_Requirements:_ Please count the lines in the items below that contain the string "Ti₂CTₓ" and reply with the number alone.

** Begin Data excerpts **

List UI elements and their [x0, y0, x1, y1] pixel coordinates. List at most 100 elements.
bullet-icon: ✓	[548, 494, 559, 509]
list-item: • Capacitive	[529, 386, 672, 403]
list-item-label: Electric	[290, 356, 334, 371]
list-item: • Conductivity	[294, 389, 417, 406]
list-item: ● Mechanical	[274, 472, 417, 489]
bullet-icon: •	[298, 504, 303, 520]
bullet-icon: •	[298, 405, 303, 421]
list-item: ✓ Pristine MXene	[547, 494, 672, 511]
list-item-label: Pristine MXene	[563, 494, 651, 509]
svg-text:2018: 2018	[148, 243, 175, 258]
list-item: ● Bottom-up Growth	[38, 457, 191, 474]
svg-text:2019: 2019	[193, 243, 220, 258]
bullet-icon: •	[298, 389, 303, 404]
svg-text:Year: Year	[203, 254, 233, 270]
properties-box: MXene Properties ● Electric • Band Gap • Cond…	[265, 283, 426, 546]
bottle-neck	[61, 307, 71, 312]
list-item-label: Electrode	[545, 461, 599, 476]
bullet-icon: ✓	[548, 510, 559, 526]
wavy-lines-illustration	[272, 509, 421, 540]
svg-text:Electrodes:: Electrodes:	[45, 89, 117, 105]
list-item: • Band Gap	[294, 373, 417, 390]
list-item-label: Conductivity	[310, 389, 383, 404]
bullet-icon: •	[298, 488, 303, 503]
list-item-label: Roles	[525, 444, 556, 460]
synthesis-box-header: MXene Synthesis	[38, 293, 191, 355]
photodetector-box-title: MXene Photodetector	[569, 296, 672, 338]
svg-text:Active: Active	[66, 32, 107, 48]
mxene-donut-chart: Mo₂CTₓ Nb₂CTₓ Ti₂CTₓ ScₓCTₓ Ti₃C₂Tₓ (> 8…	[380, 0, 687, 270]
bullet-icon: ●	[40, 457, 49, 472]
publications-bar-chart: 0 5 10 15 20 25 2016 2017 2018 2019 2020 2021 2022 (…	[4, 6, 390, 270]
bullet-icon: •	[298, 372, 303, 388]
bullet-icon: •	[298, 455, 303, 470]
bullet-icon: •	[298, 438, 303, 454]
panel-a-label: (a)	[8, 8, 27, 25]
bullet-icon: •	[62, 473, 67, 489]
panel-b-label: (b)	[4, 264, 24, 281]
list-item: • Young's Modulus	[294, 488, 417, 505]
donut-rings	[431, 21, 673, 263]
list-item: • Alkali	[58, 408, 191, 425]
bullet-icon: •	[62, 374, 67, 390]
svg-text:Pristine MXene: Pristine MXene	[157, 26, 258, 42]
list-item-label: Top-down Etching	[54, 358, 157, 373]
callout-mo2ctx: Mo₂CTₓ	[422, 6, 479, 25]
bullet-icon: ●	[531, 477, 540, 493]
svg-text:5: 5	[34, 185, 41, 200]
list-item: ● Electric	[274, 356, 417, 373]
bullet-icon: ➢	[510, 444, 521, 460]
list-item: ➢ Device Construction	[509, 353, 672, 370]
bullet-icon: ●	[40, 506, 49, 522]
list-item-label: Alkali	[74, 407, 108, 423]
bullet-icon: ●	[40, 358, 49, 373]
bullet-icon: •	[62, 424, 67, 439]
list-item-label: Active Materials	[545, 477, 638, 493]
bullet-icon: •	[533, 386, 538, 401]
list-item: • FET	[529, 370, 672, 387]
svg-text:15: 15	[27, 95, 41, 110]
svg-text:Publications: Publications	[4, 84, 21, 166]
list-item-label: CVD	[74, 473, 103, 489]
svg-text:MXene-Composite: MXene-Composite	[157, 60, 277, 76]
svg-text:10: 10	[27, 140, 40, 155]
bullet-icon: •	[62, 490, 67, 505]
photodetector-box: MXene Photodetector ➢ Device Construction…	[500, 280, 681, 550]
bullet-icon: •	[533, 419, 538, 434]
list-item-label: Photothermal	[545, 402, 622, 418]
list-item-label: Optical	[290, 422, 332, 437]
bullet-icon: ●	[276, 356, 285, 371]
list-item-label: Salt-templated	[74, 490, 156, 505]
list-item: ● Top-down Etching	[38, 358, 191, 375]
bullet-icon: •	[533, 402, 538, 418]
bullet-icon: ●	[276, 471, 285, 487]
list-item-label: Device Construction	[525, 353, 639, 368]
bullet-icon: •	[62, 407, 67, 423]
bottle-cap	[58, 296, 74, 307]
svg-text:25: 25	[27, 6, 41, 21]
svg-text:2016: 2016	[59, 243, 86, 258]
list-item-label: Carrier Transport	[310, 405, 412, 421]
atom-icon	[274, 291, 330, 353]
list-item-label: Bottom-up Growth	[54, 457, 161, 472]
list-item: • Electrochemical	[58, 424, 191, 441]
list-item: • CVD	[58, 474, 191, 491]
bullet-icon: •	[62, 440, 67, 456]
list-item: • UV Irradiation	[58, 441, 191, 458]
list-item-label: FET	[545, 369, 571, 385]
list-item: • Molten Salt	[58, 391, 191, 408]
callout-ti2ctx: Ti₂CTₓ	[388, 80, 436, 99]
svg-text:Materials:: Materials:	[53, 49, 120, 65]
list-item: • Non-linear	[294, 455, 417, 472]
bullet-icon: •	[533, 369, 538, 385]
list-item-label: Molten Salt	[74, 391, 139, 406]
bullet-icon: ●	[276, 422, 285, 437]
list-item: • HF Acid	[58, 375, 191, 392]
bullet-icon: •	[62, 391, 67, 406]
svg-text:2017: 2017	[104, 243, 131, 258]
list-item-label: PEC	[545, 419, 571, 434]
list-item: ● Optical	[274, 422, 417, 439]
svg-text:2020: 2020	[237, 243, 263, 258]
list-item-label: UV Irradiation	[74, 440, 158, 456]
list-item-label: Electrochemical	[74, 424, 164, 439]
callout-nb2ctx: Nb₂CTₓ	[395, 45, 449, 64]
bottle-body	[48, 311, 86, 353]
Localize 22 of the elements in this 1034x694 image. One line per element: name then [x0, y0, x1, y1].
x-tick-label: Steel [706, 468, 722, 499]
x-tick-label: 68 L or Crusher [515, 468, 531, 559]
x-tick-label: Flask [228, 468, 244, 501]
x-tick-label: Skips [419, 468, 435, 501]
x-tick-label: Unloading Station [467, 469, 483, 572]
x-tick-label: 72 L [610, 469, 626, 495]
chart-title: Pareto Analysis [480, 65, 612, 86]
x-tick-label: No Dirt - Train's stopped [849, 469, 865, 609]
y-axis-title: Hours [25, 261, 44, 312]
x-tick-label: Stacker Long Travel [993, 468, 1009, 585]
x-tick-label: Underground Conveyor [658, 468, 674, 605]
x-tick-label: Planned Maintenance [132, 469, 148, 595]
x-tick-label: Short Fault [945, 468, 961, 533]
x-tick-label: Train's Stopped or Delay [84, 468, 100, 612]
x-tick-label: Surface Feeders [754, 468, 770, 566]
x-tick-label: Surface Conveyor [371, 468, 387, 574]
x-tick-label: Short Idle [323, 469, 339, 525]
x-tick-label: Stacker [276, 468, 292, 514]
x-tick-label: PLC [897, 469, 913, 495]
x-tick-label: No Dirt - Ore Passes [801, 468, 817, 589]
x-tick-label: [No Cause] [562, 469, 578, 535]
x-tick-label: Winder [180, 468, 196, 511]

** End Data excerpts **

_Worked solution:_ 2